TASK DIRECTIONS = State the number of lines that contain the word "Efficiency", and add nothing else.

---- LISTED ENTRIES

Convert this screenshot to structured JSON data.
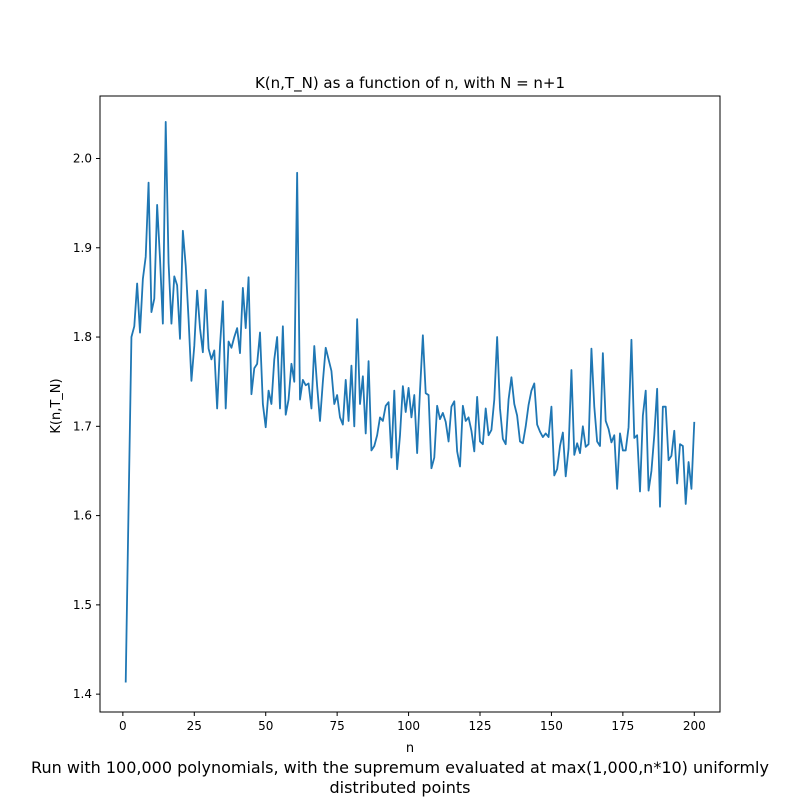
{
  "chart_data": {
    "type": "line",
    "title": "K(n,T_N) as a function of n, with N = n+1",
    "xlabel": "n",
    "ylabel": "K(n,T_N)",
    "xlim": [
      -8,
      209
    ],
    "ylim": [
      1.38,
      2.07
    ],
    "xticks": [
      0,
      25,
      50,
      75,
      100,
      125,
      150,
      175,
      200
    ],
    "yticks": [
      1.4,
      1.5,
      1.6,
      1.7,
      1.8,
      1.9,
      2.0
    ],
    "grid": false,
    "line_color": "#1f77b4",
    "series": [
      {
        "x_start": 1,
        "values": [
          1.413,
          1.61,
          1.8,
          1.812,
          1.86,
          1.805,
          1.865,
          1.89,
          1.973,
          1.828,
          1.843,
          1.948,
          1.888,
          1.815,
          2.041,
          1.883,
          1.815,
          1.868,
          1.858,
          1.798,
          1.919,
          1.88,
          1.82,
          1.751,
          1.79,
          1.852,
          1.81,
          1.783,
          1.853,
          1.787,
          1.775,
          1.785,
          1.72,
          1.79,
          1.84,
          1.72,
          1.795,
          1.788,
          1.8,
          1.81,
          1.782,
          1.855,
          1.81,
          1.867,
          1.736,
          1.765,
          1.77,
          1.805,
          1.725,
          1.699,
          1.74,
          1.725,
          1.775,
          1.8,
          1.72,
          1.812,
          1.713,
          1.73,
          1.77,
          1.75,
          1.984,
          1.73,
          1.752,
          1.746,
          1.748,
          1.72,
          1.79,
          1.745,
          1.706,
          1.75,
          1.788,
          1.775,
          1.762,
          1.725,
          1.735,
          1.71,
          1.702,
          1.752,
          1.706,
          1.768,
          1.7,
          1.82,
          1.725,
          1.756,
          1.692,
          1.773,
          1.673,
          1.678,
          1.69,
          1.71,
          1.706,
          1.723,
          1.727,
          1.665,
          1.74,
          1.652,
          1.69,
          1.745,
          1.716,
          1.743,
          1.71,
          1.735,
          1.67,
          1.74,
          1.802,
          1.737,
          1.735,
          1.653,
          1.665,
          1.723,
          1.708,
          1.715,
          1.705,
          1.683,
          1.722,
          1.728,
          1.672,
          1.655,
          1.723,
          1.706,
          1.71,
          1.695,
          1.672,
          1.733,
          1.683,
          1.68,
          1.72,
          1.69,
          1.696,
          1.73,
          1.8,
          1.72,
          1.686,
          1.68,
          1.73,
          1.755,
          1.725,
          1.712,
          1.683,
          1.681,
          1.7,
          1.724,
          1.74,
          1.748,
          1.702,
          1.694,
          1.688,
          1.692,
          1.688,
          1.722,
          1.645,
          1.652,
          1.678,
          1.693,
          1.644,
          1.675,
          1.763,
          1.668,
          1.681,
          1.67,
          1.7,
          1.677,
          1.68,
          1.787,
          1.722,
          1.683,
          1.678,
          1.782,
          1.706,
          1.697,
          1.682,
          1.69,
          1.63,
          1.692,
          1.673,
          1.673,
          1.699,
          1.797,
          1.687,
          1.69,
          1.627,
          1.712,
          1.74,
          1.628,
          1.65,
          1.69,
          1.742,
          1.61,
          1.722,
          1.722,
          1.662,
          1.667,
          1.695,
          1.636,
          1.68,
          1.678,
          1.613,
          1.66,
          1.63,
          1.705
        ]
      }
    ]
  },
  "caption": {
    "line1": "Run with 100,000 polynomials, with the supremum evaluated at max(1,000,n*10) uniformly",
    "line2": "distributed points"
  }
}
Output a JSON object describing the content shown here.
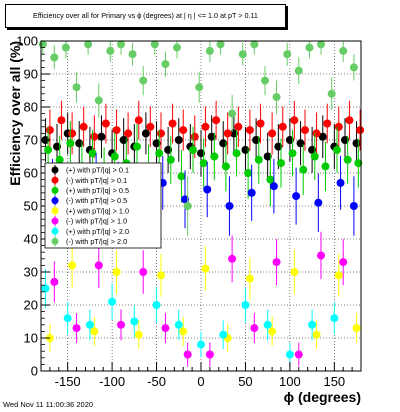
{
  "chart_data": {
    "type": "scatter",
    "title": "Efficiency over all for Primary vs ϕ (degrees) at | η | <= 1.0 at pT > 0.11",
    "xlabel": "ϕ (degrees)",
    "ylabel": "Efficiency over all (%)",
    "xlim": [
      -180,
      180
    ],
    "ylim": [
      0,
      100
    ],
    "x_ticks": [
      -150,
      -100,
      -50,
      0,
      50,
      100,
      150
    ],
    "y_ticks": [
      0,
      10,
      20,
      30,
      40,
      50,
      60,
      70,
      80,
      90,
      100
    ],
    "grid": true,
    "legend_position": "middle-left",
    "footer": "Wed Nov 11 11:00:36 2020",
    "series": [
      {
        "name": "(+) with pT/|q| > 0.1",
        "color": "#000000",
        "marker": "circle",
        "x": [
          -175,
          -162,
          -150,
          -137,
          -125,
          -112,
          -100,
          -87,
          -75,
          -62,
          -50,
          -37,
          -25,
          -12,
          0,
          12,
          25,
          37,
          50,
          62,
          75,
          87,
          100,
          112,
          125,
          137,
          150,
          162,
          175
        ],
        "y": [
          70,
          68,
          72,
          69,
          67,
          71,
          66,
          70,
          68,
          72,
          69,
          67,
          70,
          68,
          66,
          71,
          69,
          72,
          67,
          70,
          65,
          68,
          70,
          69,
          67,
          71,
          68,
          70,
          69
        ]
      },
      {
        "name": "(-) with pT/|q| > 0.1",
        "color": "#ff0000",
        "marker": "circle",
        "x": [
          -170,
          -157,
          -145,
          -132,
          -120,
          -107,
          -95,
          -82,
          -70,
          -57,
          -45,
          -32,
          -20,
          -7,
          5,
          17,
          30,
          42,
          55,
          67,
          80,
          92,
          105,
          117,
          130,
          142,
          155,
          167,
          179
        ],
        "y": [
          73,
          76,
          72,
          74,
          71,
          75,
          73,
          72,
          76,
          74,
          72,
          75,
          73,
          71,
          74,
          76,
          72,
          74,
          73,
          75,
          72,
          74,
          76,
          73,
          72,
          75,
          74,
          76,
          73
        ]
      },
      {
        "name": "(+) with pT/|q| > 0.5",
        "color": "#00cc00",
        "marker": "circle",
        "x": [
          -172,
          -159,
          -147,
          -134,
          -122,
          -109,
          -97,
          -84,
          -72,
          -59,
          -47,
          -34,
          -22,
          -9,
          3,
          15,
          28,
          40,
          53,
          65,
          78,
          90,
          103,
          115,
          128,
          140,
          153,
          165,
          177
        ],
        "y": [
          67,
          64,
          69,
          62,
          66,
          60,
          65,
          63,
          68,
          61,
          66,
          64,
          59,
          67,
          63,
          65,
          62,
          66,
          60,
          64,
          58,
          63,
          66,
          61,
          65,
          62,
          67,
          64,
          63
        ]
      },
      {
        "name": "(-) with pT/|q| > 0.5",
        "color": "#0000ff",
        "marker": "circle",
        "x": [
          -167,
          -143,
          -118,
          -93,
          -68,
          -43,
          -18,
          7,
          32,
          57,
          82,
          107,
          132,
          157,
          172
        ],
        "y": [
          56,
          54,
          58,
          55,
          53,
          57,
          52,
          55,
          50,
          54,
          56,
          53,
          51,
          57,
          50
        ]
      },
      {
        "name": "(+) with pT/|q| > 1.0",
        "color": "#ffff00",
        "marker": "circle",
        "x": [
          -170,
          -145,
          -120,
          -95,
          -70,
          -45,
          -20,
          5,
          30,
          55,
          80,
          105,
          130,
          155,
          175
        ],
        "y": [
          10,
          32,
          12,
          30,
          11,
          29,
          12,
          31,
          10,
          28,
          12,
          30,
          11,
          29,
          13
        ]
      },
      {
        "name": "(-) with pT/|q| > 1.0",
        "color": "#ff00ff",
        "marker": "circle",
        "x": [
          -165,
          -140,
          -115,
          -90,
          -65,
          -40,
          -15,
          10,
          35,
          60,
          85,
          110,
          135,
          160
        ],
        "y": [
          27,
          13,
          32,
          14,
          30,
          13,
          5,
          5,
          34,
          13,
          33,
          5,
          35,
          33
        ]
      },
      {
        "name": "(+) with pT/|q| > 2.0",
        "color": "#00ffff",
        "marker": "circle",
        "x": [
          -175,
          -150,
          -125,
          -100,
          -75,
          -50,
          -25,
          0,
          25,
          50,
          75,
          100,
          125,
          150
        ],
        "y": [
          25,
          16,
          14,
          21,
          15,
          20,
          14,
          8,
          11,
          20,
          14,
          5,
          14,
          16
        ]
      },
      {
        "name": "(-) with pT/|q| > 2.0",
        "color": "#66cc66",
        "marker": "circle",
        "x": [
          -178,
          -165,
          -152,
          -140,
          -127,
          -115,
          -102,
          -90,
          -77,
          -65,
          -52,
          -40,
          -27,
          -15,
          -2,
          10,
          22,
          35,
          47,
          60,
          72,
          85,
          97,
          110,
          122,
          135,
          147,
          160,
          172
        ],
        "y": [
          99,
          95,
          98,
          86,
          99,
          82,
          97,
          99,
          96,
          88,
          99,
          93,
          98,
          50,
          86,
          97,
          99,
          78,
          96,
          99,
          88,
          83,
          96,
          91,
          98,
          99,
          84,
          97,
          92
        ]
      }
    ]
  }
}
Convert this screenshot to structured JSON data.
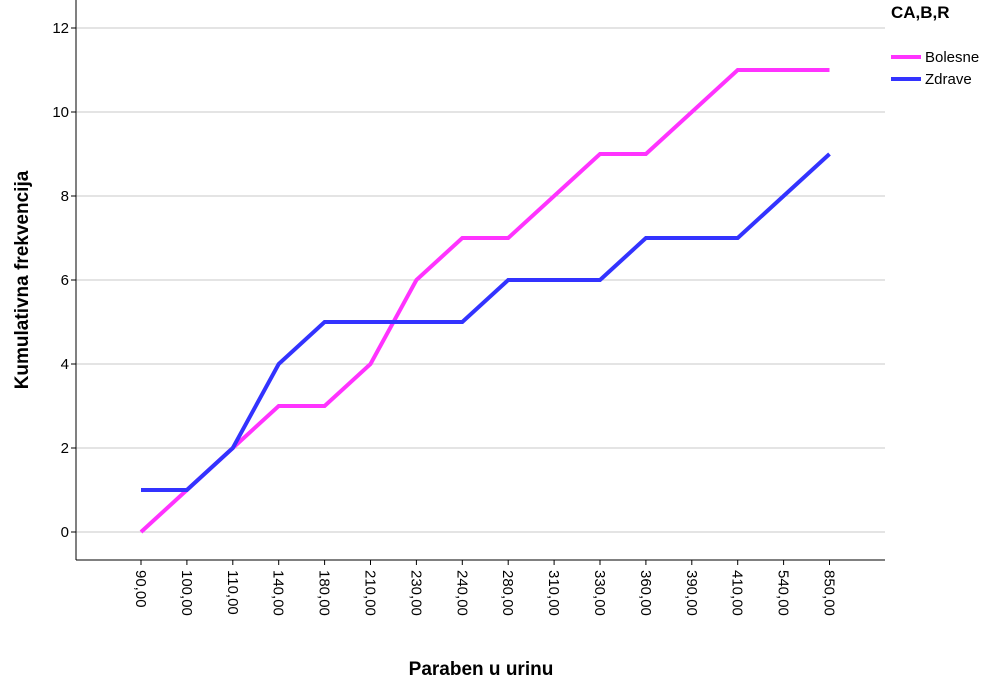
{
  "chart_data": {
    "type": "line",
    "xlabel": "Paraben u urinu",
    "ylabel": "Kumulativna frekvencija",
    "categories": [
      "90,00",
      "100,00",
      "110,00",
      "140,00",
      "180,00",
      "210,00",
      "230,00",
      "240,00",
      "280,00",
      "310,00",
      "330,00",
      "360,00",
      "390,00",
      "410,00",
      "540,00",
      "850,00"
    ],
    "ylim": [
      0,
      12
    ],
    "yticks": [
      "0",
      "2",
      "4",
      "6",
      "8",
      "10",
      "12"
    ],
    "grid": true,
    "legend_title": "CA,B,R",
    "legend_position": "top-right",
    "series": [
      {
        "name": "Bolesne",
        "color": "#ff33ff",
        "values": [
          0,
          null,
          2,
          3,
          3,
          4,
          6,
          7,
          7,
          null,
          9,
          9,
          null,
          11,
          null,
          11
        ]
      },
      {
        "name": "Zdrave",
        "color": "#3333ff",
        "values": [
          1,
          1,
          2,
          4,
          5,
          5,
          5,
          5,
          6,
          6,
          6,
          7,
          7,
          7,
          null,
          9
        ]
      }
    ]
  }
}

--------

ANSWER BELOW = 2